Structured figure records
□ □ □ □
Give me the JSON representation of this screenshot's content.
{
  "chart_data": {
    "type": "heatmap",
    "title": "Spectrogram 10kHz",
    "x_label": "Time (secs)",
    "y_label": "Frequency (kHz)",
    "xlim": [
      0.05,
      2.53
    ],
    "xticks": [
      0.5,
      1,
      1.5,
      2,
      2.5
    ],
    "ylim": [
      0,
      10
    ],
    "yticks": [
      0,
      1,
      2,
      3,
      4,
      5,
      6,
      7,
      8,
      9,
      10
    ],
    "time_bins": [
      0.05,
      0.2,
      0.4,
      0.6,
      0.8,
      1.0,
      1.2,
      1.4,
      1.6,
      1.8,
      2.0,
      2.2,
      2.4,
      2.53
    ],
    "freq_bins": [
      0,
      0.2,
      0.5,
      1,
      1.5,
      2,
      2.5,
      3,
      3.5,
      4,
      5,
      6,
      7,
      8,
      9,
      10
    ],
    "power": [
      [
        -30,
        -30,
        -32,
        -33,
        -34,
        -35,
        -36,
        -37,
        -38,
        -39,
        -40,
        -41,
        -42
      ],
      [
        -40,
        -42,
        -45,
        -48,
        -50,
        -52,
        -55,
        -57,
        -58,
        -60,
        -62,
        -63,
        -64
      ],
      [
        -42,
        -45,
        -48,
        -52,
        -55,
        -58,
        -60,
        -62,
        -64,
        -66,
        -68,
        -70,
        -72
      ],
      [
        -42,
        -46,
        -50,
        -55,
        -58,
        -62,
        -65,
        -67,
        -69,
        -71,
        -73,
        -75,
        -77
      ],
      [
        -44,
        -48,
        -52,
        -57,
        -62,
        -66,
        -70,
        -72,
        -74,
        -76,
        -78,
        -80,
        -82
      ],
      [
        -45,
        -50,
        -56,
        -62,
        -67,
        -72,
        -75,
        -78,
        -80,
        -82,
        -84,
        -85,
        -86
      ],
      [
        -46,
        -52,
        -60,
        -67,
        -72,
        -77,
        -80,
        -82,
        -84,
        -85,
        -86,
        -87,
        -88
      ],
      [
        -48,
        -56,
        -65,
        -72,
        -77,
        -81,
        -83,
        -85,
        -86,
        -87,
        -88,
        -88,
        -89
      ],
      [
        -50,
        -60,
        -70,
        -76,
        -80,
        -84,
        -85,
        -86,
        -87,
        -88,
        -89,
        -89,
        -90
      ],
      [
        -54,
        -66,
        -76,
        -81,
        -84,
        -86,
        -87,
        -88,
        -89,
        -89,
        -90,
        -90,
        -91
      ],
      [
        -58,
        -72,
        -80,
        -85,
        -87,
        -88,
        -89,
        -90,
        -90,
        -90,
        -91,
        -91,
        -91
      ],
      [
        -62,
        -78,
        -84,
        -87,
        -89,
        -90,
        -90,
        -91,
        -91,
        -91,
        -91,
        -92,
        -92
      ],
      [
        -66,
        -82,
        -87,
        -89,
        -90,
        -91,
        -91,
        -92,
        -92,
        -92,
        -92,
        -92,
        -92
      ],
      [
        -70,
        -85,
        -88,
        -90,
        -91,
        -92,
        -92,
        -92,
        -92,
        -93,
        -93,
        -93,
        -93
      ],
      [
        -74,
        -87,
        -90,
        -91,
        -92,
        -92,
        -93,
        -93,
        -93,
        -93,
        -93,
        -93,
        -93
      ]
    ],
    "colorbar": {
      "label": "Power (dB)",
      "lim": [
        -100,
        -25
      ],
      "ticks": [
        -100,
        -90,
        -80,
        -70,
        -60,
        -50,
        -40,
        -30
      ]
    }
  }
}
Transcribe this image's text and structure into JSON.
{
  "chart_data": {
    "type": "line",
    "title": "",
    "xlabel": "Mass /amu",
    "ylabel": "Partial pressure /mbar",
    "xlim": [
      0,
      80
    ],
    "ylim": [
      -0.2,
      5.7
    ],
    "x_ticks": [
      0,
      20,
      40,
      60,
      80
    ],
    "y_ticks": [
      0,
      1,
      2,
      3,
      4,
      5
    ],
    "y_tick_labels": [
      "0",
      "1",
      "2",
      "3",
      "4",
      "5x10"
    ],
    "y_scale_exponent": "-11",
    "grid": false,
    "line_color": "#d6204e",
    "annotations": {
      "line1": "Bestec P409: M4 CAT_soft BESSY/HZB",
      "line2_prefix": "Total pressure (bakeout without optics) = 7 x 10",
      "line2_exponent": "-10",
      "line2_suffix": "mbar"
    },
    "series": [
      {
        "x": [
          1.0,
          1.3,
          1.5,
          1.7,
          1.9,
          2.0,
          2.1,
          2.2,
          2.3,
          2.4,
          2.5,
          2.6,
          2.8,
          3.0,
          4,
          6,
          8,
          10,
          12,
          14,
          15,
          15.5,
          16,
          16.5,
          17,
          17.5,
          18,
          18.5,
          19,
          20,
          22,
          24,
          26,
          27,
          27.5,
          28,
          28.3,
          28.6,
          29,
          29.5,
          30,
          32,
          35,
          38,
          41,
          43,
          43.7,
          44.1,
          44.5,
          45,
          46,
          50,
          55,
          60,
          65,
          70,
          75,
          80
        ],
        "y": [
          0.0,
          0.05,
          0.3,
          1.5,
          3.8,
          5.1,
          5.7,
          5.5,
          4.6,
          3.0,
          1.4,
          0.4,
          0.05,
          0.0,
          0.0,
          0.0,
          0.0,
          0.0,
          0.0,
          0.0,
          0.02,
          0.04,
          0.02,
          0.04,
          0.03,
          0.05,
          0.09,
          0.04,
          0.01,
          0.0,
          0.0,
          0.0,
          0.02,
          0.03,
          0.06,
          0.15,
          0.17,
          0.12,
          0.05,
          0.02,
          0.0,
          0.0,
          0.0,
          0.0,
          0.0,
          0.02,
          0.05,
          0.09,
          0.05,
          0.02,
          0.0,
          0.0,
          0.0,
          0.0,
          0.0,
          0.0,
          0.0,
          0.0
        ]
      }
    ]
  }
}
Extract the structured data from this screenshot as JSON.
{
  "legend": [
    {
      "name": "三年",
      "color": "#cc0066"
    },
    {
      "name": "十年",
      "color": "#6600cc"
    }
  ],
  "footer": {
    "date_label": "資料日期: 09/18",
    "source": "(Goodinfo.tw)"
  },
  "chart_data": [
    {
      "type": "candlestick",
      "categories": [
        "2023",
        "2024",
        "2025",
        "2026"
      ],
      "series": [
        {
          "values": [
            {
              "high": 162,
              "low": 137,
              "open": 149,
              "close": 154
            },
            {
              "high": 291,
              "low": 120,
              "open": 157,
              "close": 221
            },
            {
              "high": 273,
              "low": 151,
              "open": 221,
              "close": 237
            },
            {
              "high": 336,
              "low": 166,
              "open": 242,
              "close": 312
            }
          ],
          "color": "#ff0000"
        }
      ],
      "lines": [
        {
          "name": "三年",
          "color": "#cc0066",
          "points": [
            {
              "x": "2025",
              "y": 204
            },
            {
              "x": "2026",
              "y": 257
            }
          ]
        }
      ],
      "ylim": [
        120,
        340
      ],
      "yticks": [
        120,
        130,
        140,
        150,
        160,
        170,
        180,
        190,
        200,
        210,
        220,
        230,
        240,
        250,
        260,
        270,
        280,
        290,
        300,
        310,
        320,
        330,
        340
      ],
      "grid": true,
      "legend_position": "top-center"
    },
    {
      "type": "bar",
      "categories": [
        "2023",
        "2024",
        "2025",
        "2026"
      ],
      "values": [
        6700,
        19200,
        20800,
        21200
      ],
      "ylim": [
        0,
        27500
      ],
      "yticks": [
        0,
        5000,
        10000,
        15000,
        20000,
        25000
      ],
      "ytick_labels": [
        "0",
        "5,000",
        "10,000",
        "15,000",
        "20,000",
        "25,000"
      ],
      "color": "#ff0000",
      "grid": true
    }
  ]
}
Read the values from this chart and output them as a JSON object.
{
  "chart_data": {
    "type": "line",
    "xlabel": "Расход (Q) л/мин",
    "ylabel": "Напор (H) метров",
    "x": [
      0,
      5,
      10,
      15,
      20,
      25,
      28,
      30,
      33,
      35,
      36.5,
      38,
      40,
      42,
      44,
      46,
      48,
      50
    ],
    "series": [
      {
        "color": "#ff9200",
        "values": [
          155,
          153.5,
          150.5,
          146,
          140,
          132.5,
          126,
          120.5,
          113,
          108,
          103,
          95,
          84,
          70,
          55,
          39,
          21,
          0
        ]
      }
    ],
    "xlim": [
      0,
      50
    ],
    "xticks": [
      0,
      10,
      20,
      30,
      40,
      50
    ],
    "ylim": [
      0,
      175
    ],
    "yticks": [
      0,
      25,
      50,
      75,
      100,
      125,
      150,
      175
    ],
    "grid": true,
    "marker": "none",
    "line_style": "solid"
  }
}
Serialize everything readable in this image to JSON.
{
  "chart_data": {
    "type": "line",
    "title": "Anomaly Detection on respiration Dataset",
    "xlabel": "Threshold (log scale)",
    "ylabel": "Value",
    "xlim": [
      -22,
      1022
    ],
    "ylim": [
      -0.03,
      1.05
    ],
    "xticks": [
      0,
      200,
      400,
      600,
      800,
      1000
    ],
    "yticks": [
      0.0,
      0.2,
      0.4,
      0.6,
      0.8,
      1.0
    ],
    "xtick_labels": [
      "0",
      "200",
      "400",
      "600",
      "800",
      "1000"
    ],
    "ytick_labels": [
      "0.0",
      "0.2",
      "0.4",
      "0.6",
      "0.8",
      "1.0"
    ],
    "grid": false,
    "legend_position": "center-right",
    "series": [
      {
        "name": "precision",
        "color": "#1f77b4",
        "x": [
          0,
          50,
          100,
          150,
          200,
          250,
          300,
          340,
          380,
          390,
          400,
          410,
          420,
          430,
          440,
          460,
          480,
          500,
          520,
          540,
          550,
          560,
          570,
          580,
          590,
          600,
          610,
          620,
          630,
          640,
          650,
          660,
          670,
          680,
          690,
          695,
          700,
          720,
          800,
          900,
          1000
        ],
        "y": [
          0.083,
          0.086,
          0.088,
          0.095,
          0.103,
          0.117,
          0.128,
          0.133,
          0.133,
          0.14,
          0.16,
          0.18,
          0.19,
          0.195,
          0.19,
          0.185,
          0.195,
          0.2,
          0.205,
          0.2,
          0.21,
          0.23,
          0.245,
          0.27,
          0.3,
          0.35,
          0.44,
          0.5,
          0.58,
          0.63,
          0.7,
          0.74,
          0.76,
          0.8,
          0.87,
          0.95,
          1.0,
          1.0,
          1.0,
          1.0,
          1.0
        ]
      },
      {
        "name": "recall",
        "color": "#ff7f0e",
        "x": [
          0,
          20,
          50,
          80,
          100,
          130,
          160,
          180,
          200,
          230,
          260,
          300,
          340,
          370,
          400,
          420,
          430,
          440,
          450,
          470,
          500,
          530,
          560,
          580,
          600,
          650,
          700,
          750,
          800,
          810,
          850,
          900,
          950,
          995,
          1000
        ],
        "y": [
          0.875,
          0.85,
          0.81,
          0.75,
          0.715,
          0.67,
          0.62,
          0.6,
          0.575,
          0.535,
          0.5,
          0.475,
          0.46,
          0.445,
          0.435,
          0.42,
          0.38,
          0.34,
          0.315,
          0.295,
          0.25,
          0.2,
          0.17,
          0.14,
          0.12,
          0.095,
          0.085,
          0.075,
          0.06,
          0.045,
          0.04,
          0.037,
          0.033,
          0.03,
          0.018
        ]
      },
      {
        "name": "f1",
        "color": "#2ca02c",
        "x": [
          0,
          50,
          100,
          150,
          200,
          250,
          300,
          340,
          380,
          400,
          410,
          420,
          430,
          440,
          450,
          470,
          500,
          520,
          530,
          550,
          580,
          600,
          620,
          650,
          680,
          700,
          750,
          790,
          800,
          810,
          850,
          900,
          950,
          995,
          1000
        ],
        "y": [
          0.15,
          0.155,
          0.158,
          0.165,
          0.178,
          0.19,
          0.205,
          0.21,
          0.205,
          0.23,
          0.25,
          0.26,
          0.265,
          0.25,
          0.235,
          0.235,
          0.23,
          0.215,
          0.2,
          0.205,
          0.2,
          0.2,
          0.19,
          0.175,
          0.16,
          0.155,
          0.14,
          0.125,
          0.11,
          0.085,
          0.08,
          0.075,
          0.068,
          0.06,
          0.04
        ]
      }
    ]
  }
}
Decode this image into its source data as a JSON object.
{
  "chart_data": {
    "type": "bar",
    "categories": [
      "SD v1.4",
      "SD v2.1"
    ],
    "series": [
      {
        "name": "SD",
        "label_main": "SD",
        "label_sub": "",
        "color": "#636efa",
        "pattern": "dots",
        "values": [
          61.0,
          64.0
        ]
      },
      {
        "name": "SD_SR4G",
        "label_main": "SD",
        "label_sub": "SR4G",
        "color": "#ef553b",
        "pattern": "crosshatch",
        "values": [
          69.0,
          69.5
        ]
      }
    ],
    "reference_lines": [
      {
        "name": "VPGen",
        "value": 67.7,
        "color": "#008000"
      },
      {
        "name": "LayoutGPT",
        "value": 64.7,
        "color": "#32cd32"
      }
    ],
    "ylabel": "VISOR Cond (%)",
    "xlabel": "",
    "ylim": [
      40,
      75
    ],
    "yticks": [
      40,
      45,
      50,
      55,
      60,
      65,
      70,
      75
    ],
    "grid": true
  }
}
□ □ □ □
Written task
Among the lines of the material, find those that hold the word "ylabel" and copy them.

Solution to the exercise
    "ylabel": "Partial pressure /mbar",
    "ylabel": "Напор (H) метров",
    "ylabel": "Value",
    "ylabel": "VISOR Cond (%)",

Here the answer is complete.